▸ **What you should do**
Reproduce verbatim the stretch of rows from the one containing "preamble-text: рятия (170, 934, 230, 961)" through the one containing "org-name-bua-line: ЗАСАГАЙ ГАЗАР", including both of those rows.

[Region boundary data]
□ □ □
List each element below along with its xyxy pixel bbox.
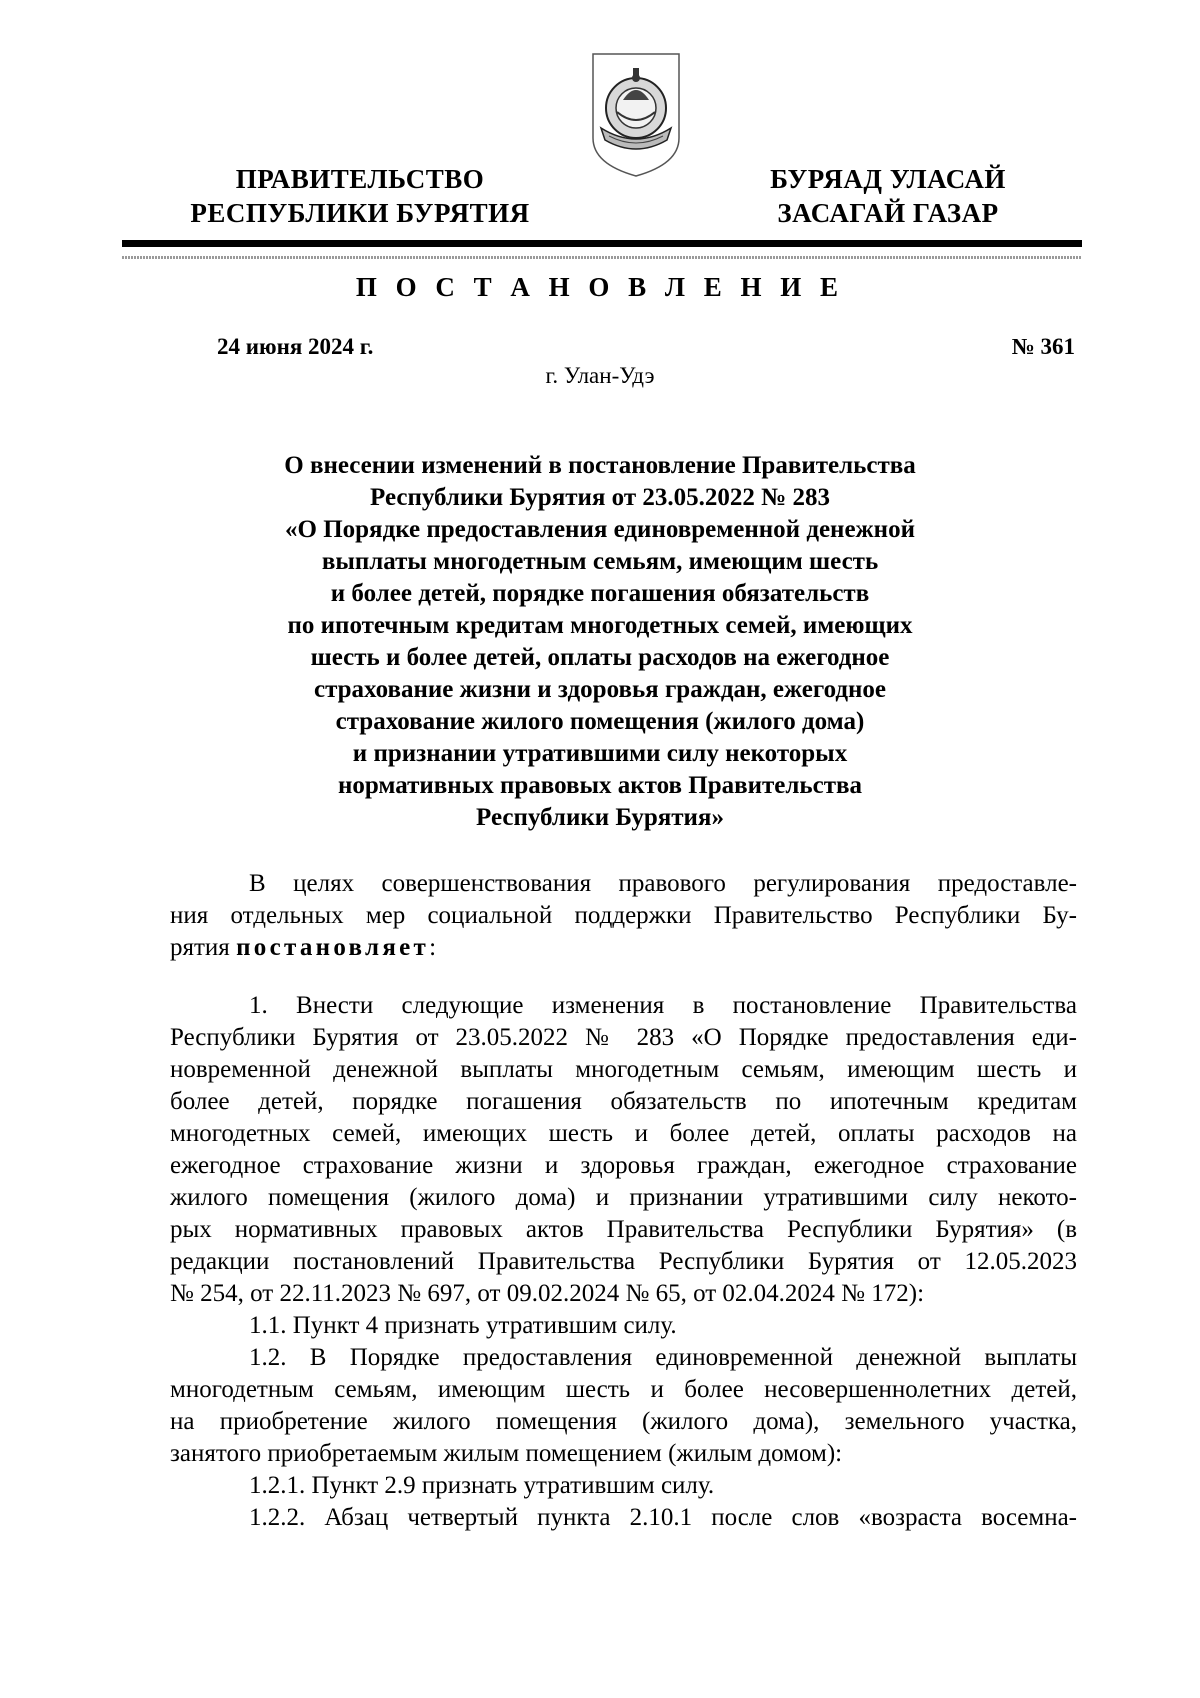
preamble-text: рятия (170, 934, 230, 961)
document-number: № 361 (1011, 334, 1075, 359)
title-line: О внесении изменений в постановление Правительства (284, 452, 916, 479)
preamble-colon: : (429, 934, 437, 961)
body-line: новременной денежной выплаты многодетным семьям, имеющим шесть и (170, 1056, 1077, 1083)
org-name-ru (170, 162, 550, 230)
body-line: рых нормативных правовых актов Правительства Республики Бурятия» (в (170, 1216, 1077, 1243)
document-type: П О С Т А Н О В Л Е Н И Е (355, 272, 845, 302)
document-city: г. Улан-Удэ (545, 363, 655, 388)
title-line: нормативных правовых актов Правительства (337, 772, 863, 799)
title-line: страхование жилого помещения (жилого дома) (335, 708, 865, 735)
document-title (170, 450, 1030, 834)
body-line: редакции постановлений Правительства Республики Бурятия от 12.05.2023 (170, 1248, 1077, 1275)
org-name-bua-line: ЗАСАГАЙ ГАЗАР (777, 198, 999, 228)
document-date: 24 июня 2024 г. (217, 334, 374, 359)
preamble-line: ния отдельных мер социальной поддержки Правительство Республики Бу- (170, 902, 1077, 929)
title-line: и более детей, порядке погашения обязательств (330, 580, 870, 607)
decree-verb: постановляет (236, 934, 430, 961)
body-line: 1.1. Пункт 4 признать утратившим силу. (249, 1312, 677, 1339)
body-paragraphs (170, 990, 1077, 1534)
body-line: 1.2.2. Абзац четвертый пункта 2.10.1 после слов «возраста восемна- (249, 1504, 1077, 1531)
body-line: жилого помещения (жилого дома) и признании утратившими силу некото- (170, 1184, 1077, 1211)
preamble-line: В целях совершенствования правового регулирования предоставле- (249, 870, 1077, 897)
title-line: по ипотечным кредитам многодетных семей, имеющих (287, 612, 913, 639)
title-line: и признании утратившими силу некоторых (352, 740, 848, 767)
body-line: Республики Бурятия от 23.05.2022 № 283 «О Порядке предоставления еди- (170, 1024, 1077, 1051)
title-line: страхование жизни и здоровья граждан, ежегодное (313, 676, 887, 703)
coat-of-arms-icon (587, 50, 685, 178)
body-line: многодетных семей, имеющих шесть и более детей, оплаты расходов на (170, 1120, 1077, 1147)
title-line: Республики Бурятия» (476, 804, 724, 831)
title-line: «О Порядке предоставления единовременной денежной (285, 516, 915, 543)
body-line: ежегодное страхование жизни и здоровья граждан, ежегодное страхование (170, 1152, 1077, 1179)
title-line: шесть и более детей, оплаты расходов на ежегодное (310, 644, 890, 671)
preamble-line (170, 932, 1077, 964)
body-line: 1. Внести следующие изменения в постановление Правительства (249, 992, 1077, 1019)
header-divider-thin (122, 256, 1082, 259)
title-line: Республики Бурятия от 23.05.2022 № 283 (370, 484, 830, 511)
body-line: 1.2. В Порядке предоставления единовременной денежной выплаты (249, 1344, 1077, 1371)
org-name-bua (738, 162, 1038, 230)
org-name-ru-line: ПРАВИТЕЛЬСТВО (235, 164, 485, 194)
body-line: 1.2.1. Пункт 2.9 признать утратившим силу. (249, 1472, 715, 1499)
title-line: выплаты многодетным семьям, имеющим шесть (321, 548, 879, 575)
header-divider-thick (122, 240, 1082, 247)
body-line: на приобретение жилого помещения (жилого дома), земельного участка, (170, 1408, 1077, 1435)
org-name-bua-line: БУРЯАД УЛАСАЙ (770, 164, 1006, 194)
preamble-paragraph (170, 868, 1077, 964)
org-name-ru-line: РЕСПУБЛИКИ БУРЯТИЯ (190, 198, 530, 228)
body-line: многодетным семьям, имеющим шесть и более несовершеннолетних детей, (170, 1376, 1077, 1403)
body-line: более детей, порядке погашения обязательств по ипотечным кредитам (170, 1088, 1077, 1115)
body-line: № 254, от 22.11.2023 № 697, от 09.02.2024 № 65, от 02.04.2024 № 172): (170, 1280, 925, 1307)
body-line: занятого приобретаемым жилым помещением (жилым домом): (170, 1440, 843, 1467)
□ □ □
▸ **Result**
preamble-text: рятия (170, 934, 230, 961)
document-number: № 361 (1011, 334, 1075, 359)
title-line: О внесении изменений в постановление Правительства (284, 452, 916, 479)
preamble-colon: : (429, 934, 437, 961)
body-line: новременной денежной выплаты многодетным семьям, имеющим шесть и (170, 1056, 1077, 1083)
org-name-ru (170, 162, 550, 230)
body-line: рых нормативных правовых актов Правительства Республики Бурятия» (в (170, 1216, 1077, 1243)
document-type: П О С Т А Н О В Л Е Н И Е (355, 272, 845, 302)
document-city: г. Улан-Удэ (545, 363, 655, 388)
title-line: нормативных правовых актов Правительства (337, 772, 863, 799)
title-line: страхование жилого помещения (жилого дома) (335, 708, 865, 735)
document-title (170, 450, 1030, 834)
body-line: редакции постановлений Правительства Республики Бурятия от 12.05.2023 (170, 1248, 1077, 1275)
org-name-bua-line: ЗАСАГАЙ ГАЗАР (777, 198, 999, 228)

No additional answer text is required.